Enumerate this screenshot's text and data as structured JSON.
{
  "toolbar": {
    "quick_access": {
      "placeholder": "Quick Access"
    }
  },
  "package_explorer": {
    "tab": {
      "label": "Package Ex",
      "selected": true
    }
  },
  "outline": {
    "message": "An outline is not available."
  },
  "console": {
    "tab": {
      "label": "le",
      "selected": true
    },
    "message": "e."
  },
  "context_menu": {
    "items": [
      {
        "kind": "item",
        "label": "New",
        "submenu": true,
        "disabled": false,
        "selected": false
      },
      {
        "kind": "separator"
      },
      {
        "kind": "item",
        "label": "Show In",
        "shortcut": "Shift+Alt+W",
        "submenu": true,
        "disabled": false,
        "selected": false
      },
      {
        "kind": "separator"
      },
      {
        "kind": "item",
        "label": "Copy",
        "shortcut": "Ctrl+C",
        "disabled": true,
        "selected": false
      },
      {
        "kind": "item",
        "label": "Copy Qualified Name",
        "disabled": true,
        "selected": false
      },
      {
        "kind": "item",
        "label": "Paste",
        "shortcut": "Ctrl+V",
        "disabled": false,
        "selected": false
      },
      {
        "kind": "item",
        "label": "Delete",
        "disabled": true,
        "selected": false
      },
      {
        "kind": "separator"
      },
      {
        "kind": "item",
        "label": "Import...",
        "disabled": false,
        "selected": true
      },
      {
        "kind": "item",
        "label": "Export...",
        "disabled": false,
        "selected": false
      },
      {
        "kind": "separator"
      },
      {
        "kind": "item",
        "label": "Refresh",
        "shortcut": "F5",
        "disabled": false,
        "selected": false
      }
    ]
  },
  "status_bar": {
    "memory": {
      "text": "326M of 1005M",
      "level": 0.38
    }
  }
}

• • • •

→ **What to work on**
Above are some records; repeat all of them exactly.

→ **The result**
Enumerate this screenshot's text and data as structured JSON.
{
  "toolbar": {
    "quick_access": {
      "placeholder": "Quick Access"
    }
  },
  "package_explorer": {
    "tab": {
      "label": "Package Ex",
      "selected": true
    }
  },
  "outline": {
    "message": "An outline is not available."
  },
  "console": {
    "tab": {
      "label": "le",
      "selected": true
    },
    "message": "e."
  },
  "context_menu": {
    "items": [
      {
        "kind": "item",
        "label": "New",
        "submenu": true,
        "disabled": false,
        "selected": false
      },
      {
        "kind": "separator"
      },
      {
        "kind": "item",
        "label": "Show In",
        "shortcut": "Shift+Alt+W",
        "submenu": true,
        "disabled": false,
        "selected": false
      },
      {
        "kind": "separator"
      },
      {
        "kind": "item",
        "label": "Copy",
        "shortcut": "Ctrl+C",
        "disabled": true,
        "selected": false
      },
      {
        "kind": "item",
        "label": "Copy Qualified Name",
        "disabled": true,
        "selected": false
      },
      {
        "kind": "item",
        "label": "Paste",
        "shortcut": "Ctrl+V",
        "disabled": false,
        "selected": false
      },
      {
        "kind": "item",
        "label": "Delete",
        "disabled": true,
        "selected": false
      },
      {
        "kind": "separator"
      },
      {
        "kind": "item",
        "label": "Import...",
        "disabled": false,
        "selected": true
      },
      {
        "kind": "item",
        "label": "Export...",
        "disabled": false,
        "selected": false
      },
      {
        "kind": "separator"
      },
      {
        "kind": "item",
        "label": "Refresh",
        "shortcut": "F5",
        "disabled": false,
        "selected": false
      }
    ]
  },
  "status_bar": {
    "memory": {
      "text": "326M of 1005M",
      "level": 0.38
    }
  }
}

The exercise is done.